[start Text block]
Like chunk decomposition, it does not help to run with more processors than the number of objects to be iterated over. There is also the matter of the kind of work being done on each object, and whether it is disk-intensive, cpu-intensive, or memory-intensive. It is up to the user to figure out what limits the performance of their script, and use the correct amount of resources, accordingly.

Disk-intensive jobs are limited by the speed of the file system, as above, and extra processors beyond its capability are likely counter-productive. It may require some testing or research (e.g. supercomputer documentation) to find out what the file system is capable of.

If it is cpu-intensive, it’s best to use as many processors as possible and practical.

For a memory-intensive job, each processor needs to be able to allocate enough memory, which may mean using fewer than the maximum number of tasks per compute node, and increasing the number of nodes. The memory used per processor should be calculated, compared to the memory on each compute node, which dictates how many tasks per node. After that, the number of processors used overall is dictated by the disk system or CPU-intensity of the job.

Domain Decomposition¶

The various types of analysis that utilize domain decomposition use them in different enough ways that they are be discussed separately.

Halo-Finding

Halo finding, along with the merger tree that uses halo finding, operates on the particles in the volume, and is therefore mostly chunk-agnostic. Generally, the biggest concern for halo finding is the amount of memory needed. There is subtle art in estimating the amount of memory needed for halo finding, but a rule of thumb is that the HOP halo finder is the most memory intensive (HaloFinder()), and Friends of Friends (FOFHaloFinder()) being the most memory-conservative. It has been found that parallelHF() needs roughly 1 MB of memory per 5,000 particles, although recent work has improved this and the memory requirement is now smaller than this. But this is a good starting point for beginning to calculate the memory required for halo-finding. For more information, see Halo Finding.
[end Text block]
What to work on>
**a.** From the text on parallel analysis, list every function name that is written with parentheses.
**b.** Decide whether each statement agrees with the text on parallel analysis. Answer yes or no for each, and quote the words from the text that settle it.
(i) For disk-intensive jobs, adding processors beyond what the file system can handle is likely counter-productive.
(ii) The Friends of Friends halo finder is the most memory-intensive option.
(iii) parallelHF() has been found to need roughly 1 MB of memory per 50,000 particles.
**c.** Please rewrite the paragraph of the text on parallel analysis that begins "For a memory-intensive job" as a short list, keeping its main facts.
[start Given data]
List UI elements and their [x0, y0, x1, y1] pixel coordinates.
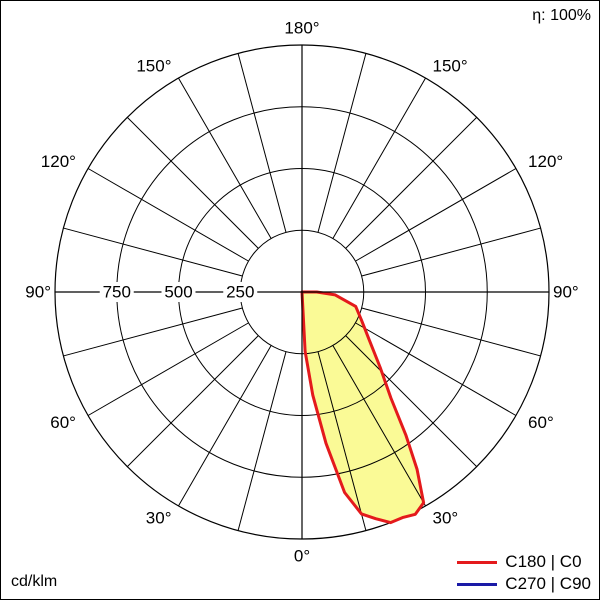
[end Given data]
Results>
**a.**
HaloFinder()
FOFHaloFinder()
parallelHF()

**b.**
(i) Yes: "extra processors beyond its capability are likely counter-productive"
(ii) No: "Friends of Friends (FOFHaloFinder()) being the most memory-conservative"
(iii) No: "parallelHF() needs roughly 1 MB of memory per 5,000 particles"

**c.**
- Each processor must be able to allocate enough memory.
- This may mean running fewer than the maximum tasks per compute node and using more nodes.
- Calculate the memory used per processor and compare it with the memory on each compute node to set the number of tasks per node.
- The total number of processors is then set by the disk system or the CPU-intensity of the job.